**TASK BRIEF:**
Only the number is wanted: tally the lines below that contain the word "screenshot".

**PROVIDED MATERIAL:**
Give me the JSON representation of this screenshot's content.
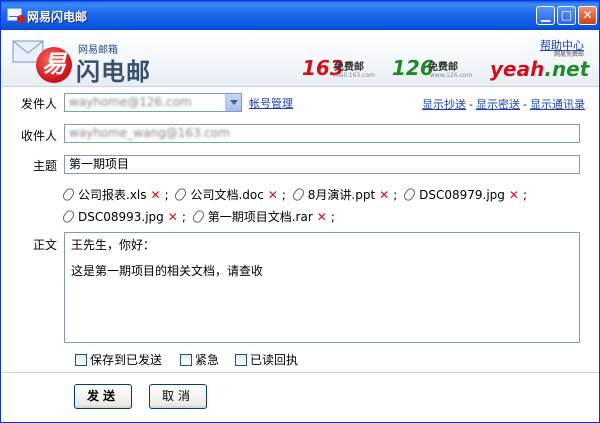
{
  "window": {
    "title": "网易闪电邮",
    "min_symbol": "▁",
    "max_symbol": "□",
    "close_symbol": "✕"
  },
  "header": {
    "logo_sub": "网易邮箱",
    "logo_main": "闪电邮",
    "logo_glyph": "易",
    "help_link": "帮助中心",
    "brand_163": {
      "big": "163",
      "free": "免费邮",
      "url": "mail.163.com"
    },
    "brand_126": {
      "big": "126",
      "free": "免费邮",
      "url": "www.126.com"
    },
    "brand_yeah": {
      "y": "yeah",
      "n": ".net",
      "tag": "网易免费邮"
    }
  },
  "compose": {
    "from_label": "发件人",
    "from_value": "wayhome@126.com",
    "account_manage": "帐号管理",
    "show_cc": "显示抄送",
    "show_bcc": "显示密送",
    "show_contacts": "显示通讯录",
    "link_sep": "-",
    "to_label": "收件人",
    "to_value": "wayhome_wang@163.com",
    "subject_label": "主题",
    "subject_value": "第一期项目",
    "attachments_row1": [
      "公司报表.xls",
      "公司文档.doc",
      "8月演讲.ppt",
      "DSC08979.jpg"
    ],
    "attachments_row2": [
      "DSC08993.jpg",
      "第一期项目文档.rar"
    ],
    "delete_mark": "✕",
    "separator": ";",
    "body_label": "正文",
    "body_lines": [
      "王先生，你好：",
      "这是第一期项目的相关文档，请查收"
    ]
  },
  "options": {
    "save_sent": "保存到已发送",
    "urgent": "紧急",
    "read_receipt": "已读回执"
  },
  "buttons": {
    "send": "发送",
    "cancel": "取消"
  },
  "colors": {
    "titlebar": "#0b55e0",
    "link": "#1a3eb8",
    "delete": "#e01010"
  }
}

--

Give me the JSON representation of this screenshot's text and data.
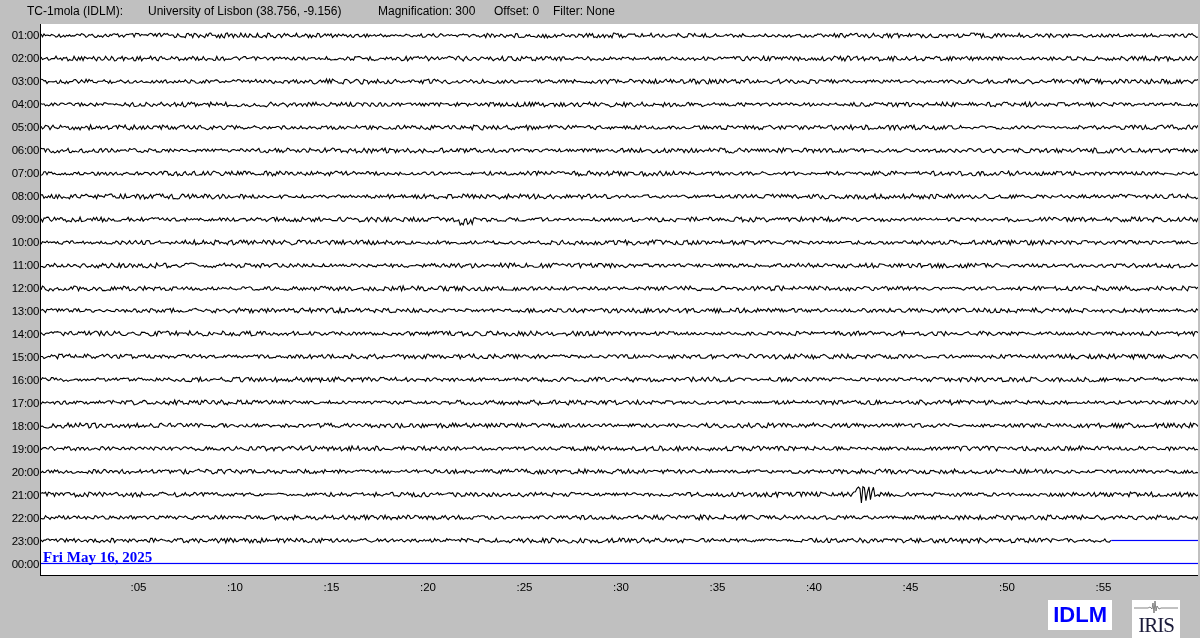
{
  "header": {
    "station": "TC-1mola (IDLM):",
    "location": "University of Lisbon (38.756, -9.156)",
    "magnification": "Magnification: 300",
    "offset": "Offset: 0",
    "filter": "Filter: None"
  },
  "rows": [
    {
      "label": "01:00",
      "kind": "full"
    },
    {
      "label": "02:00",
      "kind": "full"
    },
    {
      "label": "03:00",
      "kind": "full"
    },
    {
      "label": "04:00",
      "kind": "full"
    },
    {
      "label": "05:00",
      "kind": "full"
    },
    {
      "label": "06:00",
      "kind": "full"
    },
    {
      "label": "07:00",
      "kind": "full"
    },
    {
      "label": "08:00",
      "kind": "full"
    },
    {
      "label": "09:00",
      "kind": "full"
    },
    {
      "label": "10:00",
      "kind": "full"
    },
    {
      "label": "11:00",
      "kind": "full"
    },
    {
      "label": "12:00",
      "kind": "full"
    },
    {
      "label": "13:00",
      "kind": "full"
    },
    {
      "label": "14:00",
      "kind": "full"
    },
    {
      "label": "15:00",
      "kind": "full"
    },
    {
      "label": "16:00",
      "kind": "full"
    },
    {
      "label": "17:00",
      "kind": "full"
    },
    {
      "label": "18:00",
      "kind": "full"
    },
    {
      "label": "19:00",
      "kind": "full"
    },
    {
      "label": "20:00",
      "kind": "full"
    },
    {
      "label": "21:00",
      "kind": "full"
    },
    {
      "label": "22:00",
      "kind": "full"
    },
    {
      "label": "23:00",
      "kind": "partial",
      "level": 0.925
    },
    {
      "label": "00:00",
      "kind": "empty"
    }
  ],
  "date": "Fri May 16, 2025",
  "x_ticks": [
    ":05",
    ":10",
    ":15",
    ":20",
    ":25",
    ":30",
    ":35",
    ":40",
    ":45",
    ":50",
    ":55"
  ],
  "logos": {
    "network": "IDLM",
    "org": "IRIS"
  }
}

--

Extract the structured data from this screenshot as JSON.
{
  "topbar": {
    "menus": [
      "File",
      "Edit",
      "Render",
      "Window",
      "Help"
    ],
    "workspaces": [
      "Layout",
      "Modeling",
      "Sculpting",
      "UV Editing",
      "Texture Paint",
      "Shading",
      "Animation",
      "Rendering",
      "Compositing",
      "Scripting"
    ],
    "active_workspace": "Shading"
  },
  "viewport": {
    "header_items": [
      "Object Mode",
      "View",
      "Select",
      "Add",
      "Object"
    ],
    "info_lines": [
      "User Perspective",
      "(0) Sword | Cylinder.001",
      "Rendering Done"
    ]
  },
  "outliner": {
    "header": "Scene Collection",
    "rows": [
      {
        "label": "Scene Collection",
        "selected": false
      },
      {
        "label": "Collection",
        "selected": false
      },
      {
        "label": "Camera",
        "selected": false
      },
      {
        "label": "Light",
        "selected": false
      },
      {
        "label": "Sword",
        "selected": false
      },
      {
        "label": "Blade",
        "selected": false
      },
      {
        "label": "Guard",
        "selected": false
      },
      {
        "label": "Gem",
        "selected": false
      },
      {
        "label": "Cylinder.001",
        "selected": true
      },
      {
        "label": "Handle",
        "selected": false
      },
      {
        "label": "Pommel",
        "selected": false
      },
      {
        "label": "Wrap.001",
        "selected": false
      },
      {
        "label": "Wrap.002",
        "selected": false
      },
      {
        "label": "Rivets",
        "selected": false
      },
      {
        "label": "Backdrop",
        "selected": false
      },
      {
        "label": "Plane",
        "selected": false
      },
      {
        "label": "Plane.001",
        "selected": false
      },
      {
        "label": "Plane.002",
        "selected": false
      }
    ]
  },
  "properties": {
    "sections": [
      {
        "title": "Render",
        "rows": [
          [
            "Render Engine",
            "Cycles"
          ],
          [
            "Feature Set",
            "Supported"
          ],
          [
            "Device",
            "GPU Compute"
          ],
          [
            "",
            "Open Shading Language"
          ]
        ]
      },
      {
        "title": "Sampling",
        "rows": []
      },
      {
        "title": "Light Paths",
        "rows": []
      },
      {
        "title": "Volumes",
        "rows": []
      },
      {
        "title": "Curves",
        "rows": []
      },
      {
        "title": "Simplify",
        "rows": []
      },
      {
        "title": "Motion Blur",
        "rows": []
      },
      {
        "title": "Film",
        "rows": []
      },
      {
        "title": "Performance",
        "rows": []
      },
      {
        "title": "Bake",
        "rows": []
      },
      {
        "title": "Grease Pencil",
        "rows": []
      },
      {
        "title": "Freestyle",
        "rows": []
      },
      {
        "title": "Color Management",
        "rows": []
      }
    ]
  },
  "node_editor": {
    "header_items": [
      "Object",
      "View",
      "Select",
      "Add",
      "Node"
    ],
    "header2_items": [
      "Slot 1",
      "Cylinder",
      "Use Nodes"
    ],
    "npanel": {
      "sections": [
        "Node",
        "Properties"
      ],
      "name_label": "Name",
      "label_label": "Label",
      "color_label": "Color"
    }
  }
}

**OUTPUT FOR THIS EXERCISE:**
3